Data items
╔══

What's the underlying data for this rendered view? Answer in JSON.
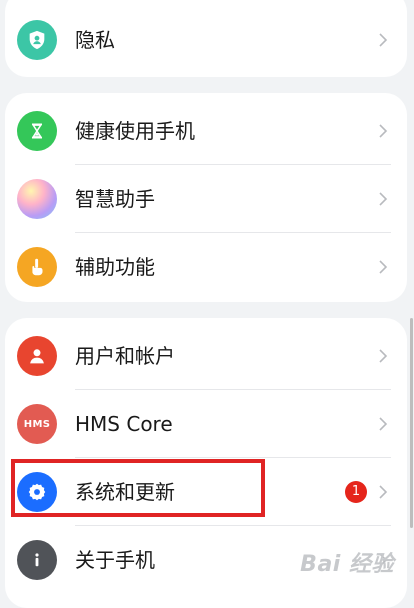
{
  "cards": [
    {
      "items": [
        {
          "label": "隐私",
          "icon": "privacy-shield-icon"
        }
      ]
    },
    {
      "items": [
        {
          "label": "健康使用手机",
          "icon": "hourglass-icon"
        },
        {
          "label": "智慧助手",
          "icon": "assistant-orb-icon"
        },
        {
          "label": "辅助功能",
          "icon": "hand-pointer-icon"
        }
      ]
    },
    {
      "items": [
        {
          "label": "用户和帐户",
          "icon": "user-icon"
        },
        {
          "label": "HMS Core",
          "icon": "hms-icon",
          "icon_text": "HMS"
        },
        {
          "label": "系统和更新",
          "icon": "gear-icon",
          "badge": "1"
        },
        {
          "label": "关于手机",
          "icon": "info-icon"
        }
      ]
    }
  ],
  "watermark": "Bai 经验",
  "colors": {
    "privacy": "#3cc6a6",
    "health": "#34c759",
    "accessibility": "#f5a623",
    "users": "#e8452f",
    "hms": "#e25b52",
    "system": "#1b6dff",
    "about": "#505358",
    "badge": "#e5251b",
    "highlight": "#e02424"
  }
}
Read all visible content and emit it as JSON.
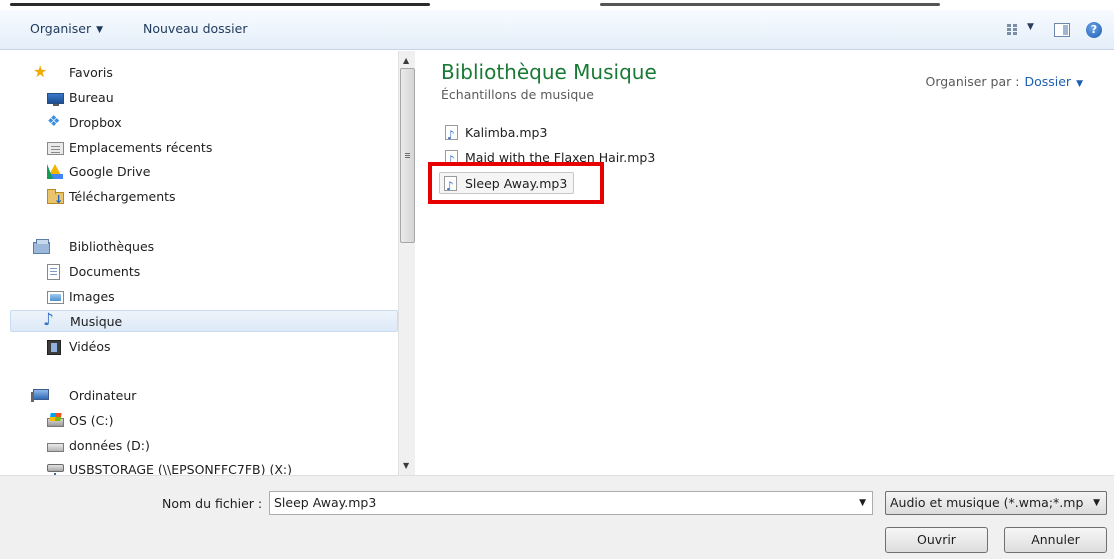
{
  "toolbar": {
    "organise_label": "Organiser",
    "new_folder_label": "Nouveau dossier",
    "help_symbol": "?"
  },
  "nav": {
    "favorites": {
      "label": "Favoris",
      "items": [
        {
          "label": "Bureau",
          "icon": "desktop-icon"
        },
        {
          "label": "Dropbox",
          "icon": "dropbox-icon"
        },
        {
          "label": "Emplacements récents",
          "icon": "recent-places-icon"
        },
        {
          "label": "Google Drive",
          "icon": "google-drive-icon"
        },
        {
          "label": "Téléchargements",
          "icon": "downloads-icon"
        }
      ]
    },
    "libraries": {
      "label": "Bibliothèques",
      "items": [
        {
          "label": "Documents",
          "icon": "documents-icon"
        },
        {
          "label": "Images",
          "icon": "images-icon"
        },
        {
          "label": "Musique",
          "icon": "music-icon",
          "selected": true
        },
        {
          "label": "Vidéos",
          "icon": "videos-icon"
        }
      ]
    },
    "computer": {
      "label": "Ordinateur",
      "items": [
        {
          "label": "OS (C:)",
          "icon": "windows-drive-icon"
        },
        {
          "label": "données (D:)",
          "icon": "drive-icon"
        },
        {
          "label": "USBSTORAGE (\\\\EPSONFFC7FB) (X:)",
          "icon": "network-drive-icon"
        }
      ]
    }
  },
  "content": {
    "library_title": "Bibliothèque Musique",
    "library_subtitle": "Échantillons de musique",
    "arrange_label": "Organiser par :",
    "arrange_value": "Dossier",
    "files": [
      {
        "name": "Kalimba.mp3",
        "selected": false
      },
      {
        "name": "Maid with the Flaxen Hair.mp3",
        "selected": false
      },
      {
        "name": "Sleep Away.mp3",
        "selected": true
      }
    ],
    "highlight_color": "#e60000"
  },
  "bottom": {
    "filename_label": "Nom du fichier :",
    "filename_value": "Sleep Away.mp3",
    "filter_value": "Audio et musique (*.wma;*.mp",
    "open_label": "Ouvrir",
    "cancel_label": "Annuler"
  }
}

╚══

Return every line containing "Sleep".

        "name": "Sleep Away.mp3",
    "filename_value": "Sleep Away.mp3",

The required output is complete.